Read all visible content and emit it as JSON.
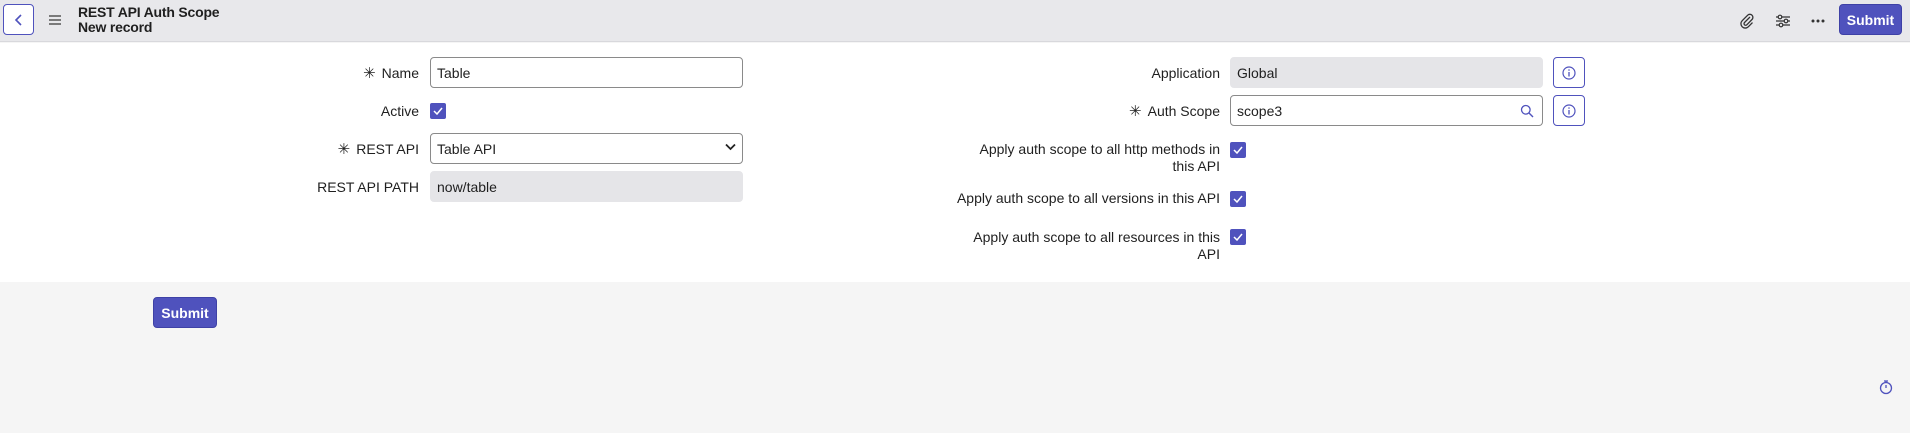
{
  "header": {
    "title": "REST API Auth Scope",
    "subtitle": "New record",
    "submit_label": "Submit",
    "icons": [
      "back-icon",
      "menu-icon",
      "attachment-icon",
      "settings-sliders-icon",
      "more-icon"
    ]
  },
  "form": {
    "left": {
      "name": {
        "label": "Name",
        "value": "Table",
        "required": true
      },
      "active": {
        "label": "Active",
        "checked": true
      },
      "rest_api": {
        "label": "REST API",
        "value": "Table API",
        "required": true
      },
      "rest_api_path": {
        "label": "REST API PATH",
        "value": "now/table"
      }
    },
    "right": {
      "application": {
        "label": "Application",
        "value": "Global"
      },
      "auth_scope": {
        "label": "Auth Scope",
        "value": "scope3",
        "required": true
      },
      "apply_http_methods": {
        "label_line1": "Apply auth scope to all http methods in",
        "label_line2": "this API",
        "checked": true
      },
      "apply_versions": {
        "label": "Apply auth scope to all versions in this API",
        "checked": true
      },
      "apply_resources": {
        "label_line1": "Apply auth scope to all resources in this",
        "label_line2": "API",
        "checked": true
      }
    },
    "required_marker": "✳"
  },
  "footer": {
    "submit_label": "Submit"
  },
  "colors": {
    "accent": "#4f52bd",
    "header_bg": "#e8e8eb",
    "readonly_bg": "#e5e5e8"
  }
}
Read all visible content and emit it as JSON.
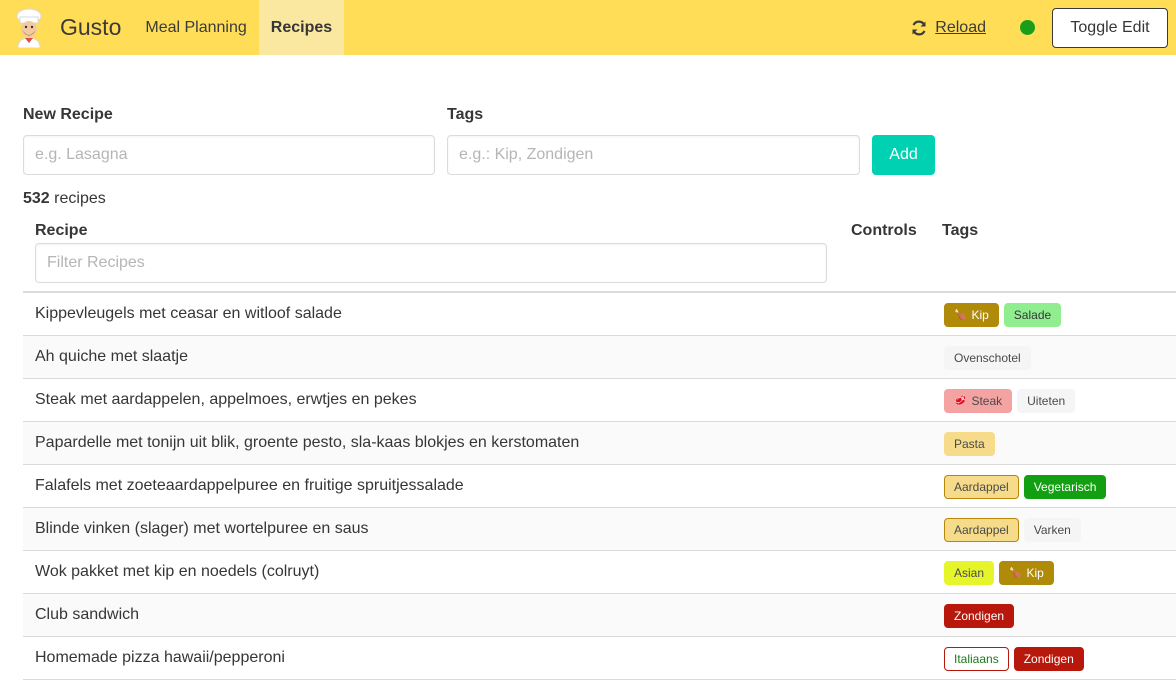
{
  "navbar": {
    "brand": "Gusto",
    "items": [
      {
        "label": "Meal Planning",
        "active": false
      },
      {
        "label": "Recipes",
        "active": true
      }
    ],
    "reload_label": "Reload",
    "toggle_edit_label": "Toggle Edit",
    "status_color": "#1a9e1a"
  },
  "form": {
    "recipe_label": "New Recipe",
    "recipe_placeholder": "e.g. Lasagna",
    "tags_label": "Tags",
    "tags_placeholder": "e.g.: Kip, Zondigen",
    "add_label": "Add"
  },
  "summary": {
    "count": "532",
    "suffix": "recipes"
  },
  "table": {
    "columns": [
      "Recipe",
      "Controls",
      "Tags"
    ],
    "filter_placeholder": "Filter Recipes",
    "rows": [
      {
        "name": "Kippevleugels met ceasar en witloof salade",
        "tags": [
          {
            "label": "Kip",
            "icon": "drumstick-icon",
            "bg": "#b08a09",
            "fg": "#ffffff",
            "border": "#b08a09"
          },
          {
            "label": "Salade",
            "icon": "",
            "bg": "#90ee90",
            "fg": "#363636",
            "border": "#90ee90"
          }
        ]
      },
      {
        "name": "Ah quiche met slaatje",
        "tags": [
          {
            "label": "Ovenschotel",
            "icon": "",
            "bg": "#f5f5f5",
            "fg": "#4a4a4a",
            "border": "#f5f5f5"
          }
        ]
      },
      {
        "name": "Steak met aardappelen, appelmoes, erwtjes en pekes",
        "tags": [
          {
            "label": "Steak",
            "icon": "steak-icon",
            "bg": "#f4a3a3",
            "fg": "#4a4a4a",
            "border": "#f4a3a3"
          },
          {
            "label": "Uiteten",
            "icon": "",
            "bg": "#f5f5f5",
            "fg": "#4a4a4a",
            "border": "#f5f5f5"
          }
        ]
      },
      {
        "name": "Papardelle met tonijn uit blik, groente pesto, sla-kaas blokjes en kerstomaten",
        "tags": [
          {
            "label": "Pasta",
            "icon": "",
            "bg": "#f6dc8a",
            "fg": "#4a4a4a",
            "border": "#f6dc8a"
          }
        ]
      },
      {
        "name": "Falafels met zoeteaardappelpuree en fruitige spruitjessalade",
        "tags": [
          {
            "label": "Aardappel",
            "icon": "",
            "bg": "#f6dc8a",
            "fg": "#4a4a4a",
            "border": "#b8860b"
          },
          {
            "label": "Vegetarisch",
            "icon": "",
            "bg": "#12a012",
            "fg": "#ffffff",
            "border": "#12a012"
          }
        ]
      },
      {
        "name": "Blinde vinken (slager) met wortelpuree en saus",
        "tags": [
          {
            "label": "Aardappel",
            "icon": "",
            "bg": "#f6dc8a",
            "fg": "#4a4a4a",
            "border": "#b8860b"
          },
          {
            "label": "Varken",
            "icon": "",
            "bg": "#f5f5f5",
            "fg": "#4a4a4a",
            "border": "#f5f5f5"
          }
        ]
      },
      {
        "name": "Wok pakket met kip en noedels (colruyt)",
        "tags": [
          {
            "label": "Asian",
            "icon": "",
            "bg": "#e6f52a",
            "fg": "#4a4a4a",
            "border": "#e6f52a"
          },
          {
            "label": "Kip",
            "icon": "drumstick-icon",
            "bg": "#b08a09",
            "fg": "#ffffff",
            "border": "#b08a09"
          }
        ]
      },
      {
        "name": "Club sandwich",
        "tags": [
          {
            "label": "Zondigen",
            "icon": "",
            "bg": "#b8170c",
            "fg": "#ffffff",
            "border": "#b8170c"
          }
        ]
      },
      {
        "name": "Homemade pizza hawaii/pepperoni",
        "tags": [
          {
            "label": "Italiaans",
            "icon": "",
            "bg": "#ffffff",
            "fg": "#1c7a1c",
            "border": "#b8170c"
          },
          {
            "label": "Zondigen",
            "icon": "",
            "bg": "#b8170c",
            "fg": "#ffffff",
            "border": "#b8170c"
          }
        ]
      }
    ]
  }
}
#####
# Description of the task:
Leaving out the pictures, repeat the data above exactly.

# Correct output:
Read all visible content and emit it as JSON.
{
  "header": {
    "title": "REST API Auth Scope",
    "subtitle": "New record",
    "submit_label": "Submit",
    "icons": [
      "back-icon",
      "menu-icon",
      "attachment-icon",
      "settings-sliders-icon",
      "more-icon"
    ]
  },
  "form": {
    "left": {
      "name": {
        "label": "Name",
        "value": "Table",
        "required": true
      },
      "active": {
        "label": "Active",
        "checked": true
      },
      "rest_api": {
        "label": "REST API",
        "value": "Table API",
        "required": true
      },
      "rest_api_path": {
        "label": "REST API PATH",
        "value": "now/table"
      }
    },
    "right": {
      "application": {
        "label": "Application",
        "value": "Global"
      },
      "auth_scope": {
        "label": "Auth Scope",
        "value": "scope3",
        "required": true
      },
      "apply_http_methods": {
        "label_line1": "Apply auth scope to all http methods in",
        "label_line2": "this API",
        "checked": true
      },
      "apply_versions": {
        "label": "Apply auth scope to all versions in this API",
        "checked": true
      },
      "apply_resources": {
        "label_line1": "Apply auth scope to all resources in this",
        "label_line2": "API",
        "checked": true
      }
    },
    "required_marker": "✳"
  },
  "footer": {
    "submit_label": "Submit"
  },
  "colors": {
    "accent": "#4f52bd",
    "header_bg": "#e8e8eb",
    "readonly_bg": "#e5e5e8"
  }
}
Read all visible content and emit it as JSON.
{
  "navbar": {
    "brand": "Gusto",
    "items": [
      {
        "label": "Meal Planning",
        "active": false
      },
      {
        "label": "Recipes",
        "active": true
      }
    ],
    "reload_label": "Reload",
    "toggle_edit_label": "Toggle Edit",
    "status_color": "#1a9e1a"
  },
  "form": {
    "recipe_label": "New Recipe",
    "recipe_placeholder": "e.g. Lasagna",
    "tags_label": "Tags",
    "tags_placeholder": "e.g.: Kip, Zondigen",
    "add_label": "Add"
  },
  "summary": {
    "count": "532",
    "suffix": "recipes"
  },
  "table": {
    "columns": [
      "Recipe",
      "Controls",
      "Tags"
    ],
    "filter_placeholder": "Filter Recipes",
    "rows": [
      {
        "name": "Kippevleugels met ceasar en witloof salade",
        "tags": [
          {
            "label": "Kip",
            "icon": "drumstick-icon",
            "bg": "#b08a09",
            "fg": "#ffffff",
            "border": "#b08a09"
          },
          {
            "label": "Salade",
            "icon": "",
            "bg": "#90ee90",
            "fg": "#363636",
            "border": "#90ee90"
          }
        ]
      },
      {
        "name": "Ah quiche met slaatje",
        "tags": [
          {
            "label": "Ovenschotel",
            "icon": "",
            "bg": "#f5f5f5",
            "fg": "#4a4a4a",
            "border": "#f5f5f5"
          }
        ]
      },
      {
        "name": "Steak met aardappelen, appelmoes, erwtjes en pekes",
        "tags": [
          {
            "label": "Steak",
            "icon": "steak-icon",
            "bg": "#f4a3a3",
            "fg": "#4a4a4a",
            "border": "#f4a3a3"
          },
          {
            "label": "Uiteten",
            "icon": "",
            "bg": "#f5f5f5",
            "fg": "#4a4a4a",
            "border": "#f5f5f5"
          }
        ]
      },
      {
        "name": "Papardelle met tonijn uit blik, groente pesto, sla-kaas blokjes en kerstomaten",
        "tags": [
          {
            "label": "Pasta",
            "icon": "",
            "bg": "#f6dc8a",
            "fg": "#4a4a4a",
            "border": "#f6dc8a"
          }
        ]
      },
      {
        "name": "Falafels met zoeteaardappelpuree en fruitige spruitjessalade",
        "tags": [
          {
            "label": "Aardappel",
            "icon": "",
            "bg": "#f6dc8a",
            "fg": "#4a4a4a",
            "border": "#b8860b"
          },
          {
            "label": "Vegetarisch",
            "icon": "",
            "bg": "#12a012",
            "fg": "#ffffff",
            "border": "#12a012"
          }
        ]
      },
      {
        "name": "Blinde vinken (slager) met wortelpuree en saus",
        "tags": [
          {
            "label": "Aardappel",
            "icon": "",
            "bg": "#f6dc8a",
            "fg": "#4a4a4a",
            "border": "#b8860b"
          },
          {
            "label": "Varken",
            "icon": "",
            "bg": "#f5f5f5",
            "fg": "#4a4a4a",
            "border": "#f5f5f5"
          }
        ]
      },
      {
        "name": "Wok pakket met kip en noedels (colruyt)",
        "tags": [
          {
            "label": "Asian",
            "icon": "",
            "bg": "#e6f52a",
            "fg": "#4a4a4a",
            "border": "#e6f52a"
          },
          {
            "label": "Kip",
            "icon": "drumstick-icon",
            "bg": "#b08a09",
            "fg": "#ffffff",
            "border": "#b08a09"
          }
        ]
      },
      {
        "name": "Club sandwich",
        "tags": [
          {
            "label": "Zondigen",
            "icon": "",
            "bg": "#b8170c",
            "fg": "#ffffff",
            "border": "#b8170c"
          }
        ]
      },
      {
        "name": "Homemade pizza hawaii/pepperoni",
        "tags": [
          {
            "label": "Italiaans",
            "icon": "",
            "bg": "#ffffff",
            "fg": "#1c7a1c",
            "border": "#b8170c"
          },
          {
            "label": "Zondigen",
            "icon": "",
            "bg": "#b8170c",
            "fg": "#ffffff",
            "border": "#b8170c"
          }
        ]
      }
    ]
  }
}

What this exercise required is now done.